Tally how many lines hold the string "Device". Your reply should be that number alone.

Dataset excerpts

+++

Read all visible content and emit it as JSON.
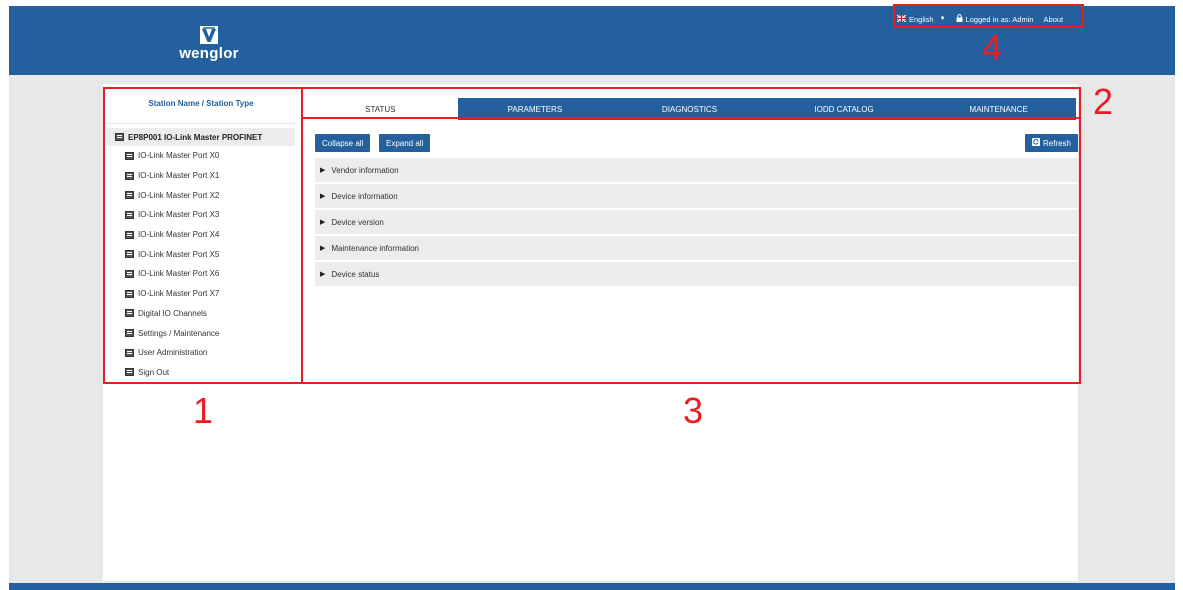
{
  "brand": {
    "logo_text": "wenglor",
    "header_color": "#24609d"
  },
  "topbar": {
    "language": "English",
    "login_status": "Logged in as: Admin",
    "about": "About"
  },
  "sidebar": {
    "title": "Station Name / Station Type",
    "root": "EP8P001 IO-Link Master PROFINET",
    "items": [
      {
        "label": "IO-Link Master Port X0"
      },
      {
        "label": "IO-Link Master Port X1"
      },
      {
        "label": "IO-Link Master Port X2"
      },
      {
        "label": "IO-Link Master Port X3"
      },
      {
        "label": "IO-Link Master Port X4"
      },
      {
        "label": "IO-Link Master Port X5"
      },
      {
        "label": "IO-Link Master Port X6"
      },
      {
        "label": "IO-Link Master Port X7"
      },
      {
        "label": "Digital IO Channels"
      },
      {
        "label": "Settings / Maintenance"
      },
      {
        "label": "User Administration"
      },
      {
        "label": "Sign Out"
      }
    ]
  },
  "tabs": [
    {
      "label": "STATUS",
      "active": true
    },
    {
      "label": "PARAMETERS",
      "active": false
    },
    {
      "label": "DIAGNOSTICS",
      "active": false
    },
    {
      "label": "IODD CATALOG",
      "active": false
    },
    {
      "label": "MAINTENANCE",
      "active": false
    }
  ],
  "toolbar": {
    "collapse_label": "Collapse all",
    "expand_label": "Expand all",
    "refresh_label": "Refresh"
  },
  "sections": [
    {
      "label": "Vendor information"
    },
    {
      "label": "Device information"
    },
    {
      "label": "Device version"
    },
    {
      "label": "Maintenance information"
    },
    {
      "label": "Device status"
    }
  ],
  "annotations": {
    "color": "#ea1d24",
    "one": "1",
    "two": "2",
    "three": "3",
    "four": "4"
  }
}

+++

→ RIGHT ANSWER:
3